## BEGIN

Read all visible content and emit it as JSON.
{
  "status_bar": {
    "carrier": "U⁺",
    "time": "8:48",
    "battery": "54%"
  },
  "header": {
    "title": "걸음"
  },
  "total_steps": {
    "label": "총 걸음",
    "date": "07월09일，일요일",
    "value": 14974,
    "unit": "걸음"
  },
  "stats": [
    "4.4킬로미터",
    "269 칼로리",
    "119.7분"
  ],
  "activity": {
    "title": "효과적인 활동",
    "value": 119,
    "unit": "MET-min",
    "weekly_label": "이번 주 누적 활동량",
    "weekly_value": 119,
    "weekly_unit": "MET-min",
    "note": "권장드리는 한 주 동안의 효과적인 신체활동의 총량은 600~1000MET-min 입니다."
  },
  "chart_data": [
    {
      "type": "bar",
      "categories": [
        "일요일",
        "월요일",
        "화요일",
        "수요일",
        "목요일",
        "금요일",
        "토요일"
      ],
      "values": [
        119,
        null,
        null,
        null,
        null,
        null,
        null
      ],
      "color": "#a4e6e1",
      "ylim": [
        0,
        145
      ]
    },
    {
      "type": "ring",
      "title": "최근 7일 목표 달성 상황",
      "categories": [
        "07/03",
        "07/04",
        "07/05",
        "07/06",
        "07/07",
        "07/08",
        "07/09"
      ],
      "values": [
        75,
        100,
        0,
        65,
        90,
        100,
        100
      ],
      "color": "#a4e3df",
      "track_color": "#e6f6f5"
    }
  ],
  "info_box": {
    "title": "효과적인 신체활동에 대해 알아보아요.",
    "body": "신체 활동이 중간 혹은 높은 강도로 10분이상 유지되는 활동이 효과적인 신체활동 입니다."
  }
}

## END

The task -> Keep only the lines that hold the string "효과적인", and copy them out.

The result ->
    "title": "효과적인 활동",
    "note": "권장드리는 한 주 동안의 효과적인 신체활동의 총량은 600~1000MET-min 입니다."
    "title": "효과적인 신체활동에 대해 알아보아요.",
    "body": "신체 활동이 중간 혹은 높은 강도로 10분이상 유지되는 활동이 효과적인 신체활동 입니다."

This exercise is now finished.